> BRIEF:
Reproduce the material below line for line, with no changes to any character.

++++

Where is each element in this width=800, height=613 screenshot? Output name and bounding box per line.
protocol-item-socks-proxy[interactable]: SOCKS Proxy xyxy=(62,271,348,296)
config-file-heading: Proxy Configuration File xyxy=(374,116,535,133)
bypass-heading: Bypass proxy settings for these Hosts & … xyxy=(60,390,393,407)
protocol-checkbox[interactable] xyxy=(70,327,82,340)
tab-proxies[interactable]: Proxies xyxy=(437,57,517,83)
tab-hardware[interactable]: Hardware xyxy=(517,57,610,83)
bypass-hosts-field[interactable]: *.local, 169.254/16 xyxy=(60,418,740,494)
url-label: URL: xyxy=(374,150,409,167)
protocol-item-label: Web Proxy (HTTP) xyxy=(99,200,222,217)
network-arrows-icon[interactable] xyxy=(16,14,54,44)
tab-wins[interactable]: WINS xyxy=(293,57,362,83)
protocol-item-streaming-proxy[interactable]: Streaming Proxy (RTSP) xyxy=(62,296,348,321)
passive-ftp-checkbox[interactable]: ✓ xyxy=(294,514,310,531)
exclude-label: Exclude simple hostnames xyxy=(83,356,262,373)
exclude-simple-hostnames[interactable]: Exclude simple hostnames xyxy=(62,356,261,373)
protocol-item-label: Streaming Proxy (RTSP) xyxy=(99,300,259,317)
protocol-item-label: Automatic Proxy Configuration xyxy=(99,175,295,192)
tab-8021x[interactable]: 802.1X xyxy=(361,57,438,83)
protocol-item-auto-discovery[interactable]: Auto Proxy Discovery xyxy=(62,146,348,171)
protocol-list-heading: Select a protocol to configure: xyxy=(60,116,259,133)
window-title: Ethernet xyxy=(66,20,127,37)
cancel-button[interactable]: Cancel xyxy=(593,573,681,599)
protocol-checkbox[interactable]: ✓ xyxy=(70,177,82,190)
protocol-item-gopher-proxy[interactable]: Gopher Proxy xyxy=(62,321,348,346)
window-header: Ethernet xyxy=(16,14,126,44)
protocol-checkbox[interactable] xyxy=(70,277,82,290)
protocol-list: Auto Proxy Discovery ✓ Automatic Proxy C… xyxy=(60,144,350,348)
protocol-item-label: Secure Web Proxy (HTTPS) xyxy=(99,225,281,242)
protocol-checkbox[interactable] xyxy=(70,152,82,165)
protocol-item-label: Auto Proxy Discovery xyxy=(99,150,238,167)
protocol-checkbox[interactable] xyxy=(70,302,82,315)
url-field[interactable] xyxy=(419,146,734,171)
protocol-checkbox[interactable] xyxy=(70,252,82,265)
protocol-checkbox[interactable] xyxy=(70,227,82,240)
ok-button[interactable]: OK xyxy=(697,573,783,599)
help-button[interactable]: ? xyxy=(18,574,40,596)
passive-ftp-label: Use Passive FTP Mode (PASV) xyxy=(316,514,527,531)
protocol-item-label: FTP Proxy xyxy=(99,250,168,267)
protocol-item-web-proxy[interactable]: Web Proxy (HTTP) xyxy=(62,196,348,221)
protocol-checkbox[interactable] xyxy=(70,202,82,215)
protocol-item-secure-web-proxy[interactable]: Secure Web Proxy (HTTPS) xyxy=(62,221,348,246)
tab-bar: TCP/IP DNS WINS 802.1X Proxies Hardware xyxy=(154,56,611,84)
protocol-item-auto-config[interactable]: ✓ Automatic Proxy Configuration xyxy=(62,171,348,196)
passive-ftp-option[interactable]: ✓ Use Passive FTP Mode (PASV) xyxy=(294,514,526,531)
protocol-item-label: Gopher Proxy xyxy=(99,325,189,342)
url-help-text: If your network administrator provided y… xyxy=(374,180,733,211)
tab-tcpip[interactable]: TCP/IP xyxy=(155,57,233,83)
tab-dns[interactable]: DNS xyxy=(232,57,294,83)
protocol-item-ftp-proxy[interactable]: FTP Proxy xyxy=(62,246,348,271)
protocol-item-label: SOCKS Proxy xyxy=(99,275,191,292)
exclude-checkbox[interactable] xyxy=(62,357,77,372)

++++

> FULL SOLUTION:
Where is each element in this width=800, height=613 screenshot? Output name and bounding box per line.
protocol-item-socks-proxy[interactable]: SOCKS Proxy xyxy=(62,271,348,296)
config-file-heading: Proxy Configuration File xyxy=(374,116,535,133)
bypass-heading: Bypass proxy settings for these Hosts & … xyxy=(60,390,393,407)
protocol-checkbox[interactable] xyxy=(70,327,82,340)
tab-proxies[interactable]: Proxies xyxy=(437,57,517,83)
tab-hardware[interactable]: Hardware xyxy=(517,57,610,83)
bypass-hosts-field[interactable]: *.local, 169.254/16 xyxy=(60,418,740,494)
url-label: URL: xyxy=(374,150,409,167)
protocol-item-label: Web Proxy (HTTP) xyxy=(99,200,222,217)
network-arrows-icon[interactable] xyxy=(16,14,54,44)
tab-wins[interactable]: WINS xyxy=(293,57,362,83)
protocol-item-streaming-proxy[interactable]: Streaming Proxy (RTSP) xyxy=(62,296,348,321)
passive-ftp-checkbox[interactable]: ✓ xyxy=(294,514,310,531)
exclude-label: Exclude simple hostnames xyxy=(83,356,262,373)
exclude-simple-hostnames[interactable]: Exclude simple hostnames xyxy=(62,356,261,373)
protocol-item-label: Streaming Proxy (RTSP) xyxy=(99,300,259,317)
protocol-item-label: Automatic Proxy Configuration xyxy=(99,175,295,192)
tab-8021x[interactable]: 802.1X xyxy=(361,57,438,83)
protocol-item-auto-discovery[interactable]: Auto Proxy Discovery xyxy=(62,146,348,171)
protocol-list-heading: Select a protocol to configure: xyxy=(60,116,259,133)
window-title: Ethernet xyxy=(66,20,127,37)
cancel-button[interactable]: Cancel xyxy=(593,573,681,599)
protocol-checkbox[interactable]: ✓ xyxy=(70,177,82,190)
protocol-item-gopher-proxy[interactable]: Gopher Proxy xyxy=(62,321,348,346)
window-header: Ethernet xyxy=(16,14,126,44)
protocol-checkbox[interactable] xyxy=(70,277,82,290)
protocol-list: Auto Proxy Discovery ✓ Automatic Proxy C… xyxy=(60,144,350,348)
protocol-item-label: Secure Web Proxy (HTTPS) xyxy=(99,225,281,242)
protocol-checkbox[interactable] xyxy=(70,152,82,165)
protocol-item-label: Auto Proxy Discovery xyxy=(99,150,238,167)
protocol-checkbox[interactable] xyxy=(70,302,82,315)
url-field[interactable] xyxy=(419,146,734,171)
protocol-checkbox[interactable] xyxy=(70,252,82,265)
protocol-checkbox[interactable] xyxy=(70,227,82,240)
ok-button[interactable]: OK xyxy=(697,573,783,599)
help-button[interactable]: ? xyxy=(18,574,40,596)
passive-ftp-label: Use Passive FTP Mode (PASV) xyxy=(316,514,527,531)
protocol-item-label: FTP Proxy xyxy=(99,250,168,267)
protocol-item-web-proxy[interactable]: Web Proxy (HTTP) xyxy=(62,196,348,221)
protocol-checkbox[interactable] xyxy=(70,202,82,215)
protocol-item-secure-web-proxy[interactable]: Secure Web Proxy (HTTPS) xyxy=(62,221,348,246)
tab-bar: TCP/IP DNS WINS 802.1X Proxies Hardware xyxy=(154,56,611,84)
protocol-item-auto-config[interactable]: ✓ Automatic Proxy Configuration xyxy=(62,171,348,196)
passive-ftp-option[interactable]: ✓ Use Passive FTP Mode (PASV) xyxy=(294,514,526,531)
protocol-item-label: Gopher Proxy xyxy=(99,325,189,342)
url-help-text: If your network administrator provided y… xyxy=(374,180,733,211)
tab-tcpip[interactable]: TCP/IP xyxy=(155,57,233,83)
tab-dns[interactable]: DNS xyxy=(232,57,294,83)
protocol-item-ftp-proxy[interactable]: FTP Proxy xyxy=(62,246,348,271)
protocol-item-label: SOCKS Proxy xyxy=(99,275,191,292)
exclude-checkbox[interactable] xyxy=(62,357,77,372)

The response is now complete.